THE PROBLEM – The complete listing should be restated exactly.

---------- DATA FOR PROCESSING

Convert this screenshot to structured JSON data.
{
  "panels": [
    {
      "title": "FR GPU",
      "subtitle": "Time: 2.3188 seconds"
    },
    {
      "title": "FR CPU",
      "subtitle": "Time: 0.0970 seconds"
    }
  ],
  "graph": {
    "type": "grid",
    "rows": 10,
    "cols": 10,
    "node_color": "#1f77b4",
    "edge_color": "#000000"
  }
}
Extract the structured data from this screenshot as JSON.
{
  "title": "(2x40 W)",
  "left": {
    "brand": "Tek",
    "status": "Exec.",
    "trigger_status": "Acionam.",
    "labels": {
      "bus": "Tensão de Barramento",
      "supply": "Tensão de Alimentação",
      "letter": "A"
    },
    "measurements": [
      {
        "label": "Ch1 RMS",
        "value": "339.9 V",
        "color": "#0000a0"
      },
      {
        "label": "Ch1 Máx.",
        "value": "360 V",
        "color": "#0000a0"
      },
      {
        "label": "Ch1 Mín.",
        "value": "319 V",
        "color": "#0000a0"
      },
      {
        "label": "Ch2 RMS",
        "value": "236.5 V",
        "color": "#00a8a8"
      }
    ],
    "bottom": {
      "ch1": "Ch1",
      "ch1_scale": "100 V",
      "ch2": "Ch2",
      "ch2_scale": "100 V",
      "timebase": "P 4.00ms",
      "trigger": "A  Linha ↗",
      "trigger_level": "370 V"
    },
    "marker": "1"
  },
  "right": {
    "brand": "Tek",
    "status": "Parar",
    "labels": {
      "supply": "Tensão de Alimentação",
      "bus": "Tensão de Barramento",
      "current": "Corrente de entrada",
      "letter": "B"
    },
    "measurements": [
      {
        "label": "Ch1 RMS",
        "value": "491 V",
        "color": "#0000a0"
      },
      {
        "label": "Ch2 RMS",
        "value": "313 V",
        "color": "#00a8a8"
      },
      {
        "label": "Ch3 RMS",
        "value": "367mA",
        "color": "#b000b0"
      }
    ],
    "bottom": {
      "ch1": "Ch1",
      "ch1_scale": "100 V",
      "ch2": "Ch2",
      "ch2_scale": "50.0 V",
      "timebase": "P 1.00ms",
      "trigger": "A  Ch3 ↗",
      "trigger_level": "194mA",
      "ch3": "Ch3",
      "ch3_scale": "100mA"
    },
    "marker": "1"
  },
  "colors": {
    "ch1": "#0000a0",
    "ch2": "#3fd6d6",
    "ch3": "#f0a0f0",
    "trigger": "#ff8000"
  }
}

--------------------

SOLUTION TO THE EXERCISE –
Convert this screenshot to structured JSON data.
{
  "panels": [
    {
      "title": "FR GPU",
      "subtitle": "Time: 2.3188 seconds"
    },
    {
      "title": "FR CPU",
      "subtitle": "Time: 0.0970 seconds"
    }
  ],
  "graph": {
    "type": "grid",
    "rows": 10,
    "cols": 10,
    "node_color": "#1f77b4",
    "edge_color": "#000000"
  }
}
Extract the structured data from this screenshot as JSON.
{
  "title": "(2x40 W)",
  "left": {
    "brand": "Tek",
    "status": "Exec.",
    "trigger_status": "Acionam.",
    "labels": {
      "bus": "Tensão de Barramento",
      "supply": "Tensão de Alimentação",
      "letter": "A"
    },
    "measurements": [
      {
        "label": "Ch1 RMS",
        "value": "339.9 V",
        "color": "#0000a0"
      },
      {
        "label": "Ch1 Máx.",
        "value": "360 V",
        "color": "#0000a0"
      },
      {
        "label": "Ch1 Mín.",
        "value": "319 V",
        "color": "#0000a0"
      },
      {
        "label": "Ch2 RMS",
        "value": "236.5 V",
        "color": "#00a8a8"
      }
    ],
    "bottom": {
      "ch1": "Ch1",
      "ch1_scale": "100 V",
      "ch2": "Ch2",
      "ch2_scale": "100 V",
      "timebase": "P 4.00ms",
      "trigger": "A  Linha ↗",
      "trigger_level": "370 V"
    },
    "marker": "1"
  },
  "right": {
    "brand": "Tek",
    "status": "Parar",
    "labels": {
      "supply": "Tensão de Alimentação",
      "bus": "Tensão de Barramento",
      "current": "Corrente de entrada",
      "letter": "B"
    },
    "measurements": [
      {
        "label": "Ch1 RMS",
        "value": "491 V",
        "color": "#0000a0"
      },
      {
        "label": "Ch2 RMS",
        "value": "313 V",
        "color": "#00a8a8"
      },
      {
        "label": "Ch3 RMS",
        "value": "367mA",
        "color": "#b000b0"
      }
    ],
    "bottom": {
      "ch1": "Ch1",
      "ch1_scale": "100 V",
      "ch2": "Ch2",
      "ch2_scale": "50.0 V",
      "timebase": "P 1.00ms",
      "trigger": "A  Ch3 ↗",
      "trigger_level": "194mA",
      "ch3": "Ch3",
      "ch3_scale": "100mA"
    },
    "marker": "1"
  },
  "colors": {
    "ch1": "#0000a0",
    "ch2": "#3fd6d6",
    "ch3": "#f0a0f0",
    "trigger": "#ff8000"
  }
}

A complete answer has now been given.